Description of the task: Determine which lines contain the word "What", then copy those lines.

# Start of Provided data

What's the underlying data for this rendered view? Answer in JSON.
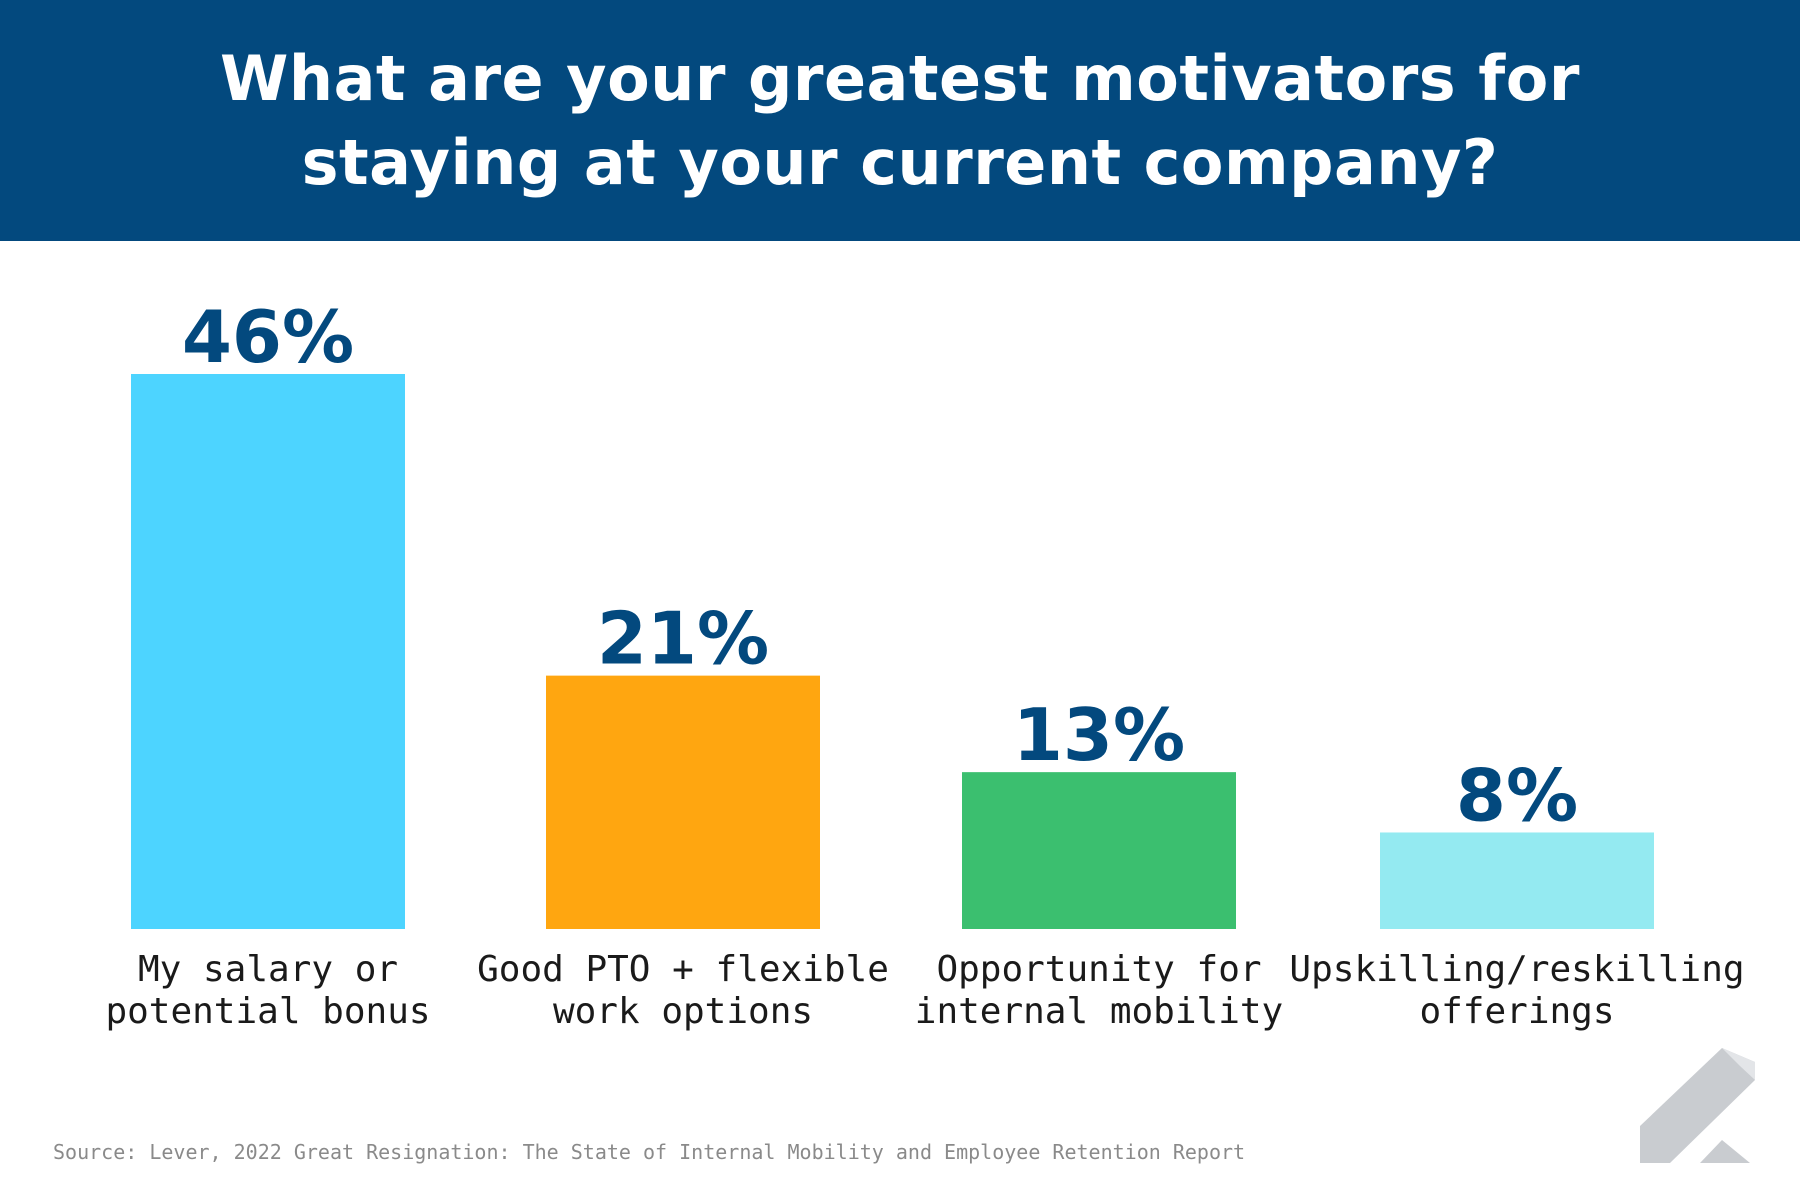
{
  "header": {
    "title": "What are your greatest motivators for staying at your current company?"
  },
  "chart_data": {
    "type": "bar",
    "categories": [
      [
        "My salary or",
        "potential bonus"
      ],
      [
        "Good PTO + flexible",
        "work options"
      ],
      [
        "Opportunity for",
        "internal mobility"
      ],
      [
        "Upskilling/reskilling",
        "offerings"
      ]
    ],
    "values": [
      46,
      21,
      13,
      8
    ],
    "value_labels": [
      "46%",
      "21%",
      "13%",
      "8%"
    ],
    "colors": [
      "#4dd4ff",
      "#ffa610",
      "#3bbf6f",
      "#94eaf1"
    ],
    "label_color": "#03497e",
    "ylim": [
      0,
      46
    ],
    "grid": false
  },
  "footer": {
    "source": "Source: Lever, 2022 Great Resignation: The State of Internal Mobility and Employee Retention Report"
  },
  "logo": {
    "icon": "lever-logo-icon"
  }
}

# End of Provided data

Expected answer:
What's the underlying data for this rendered view? Answer in JSON.
    "title": "What are your greatest motivators for staying at your current company?"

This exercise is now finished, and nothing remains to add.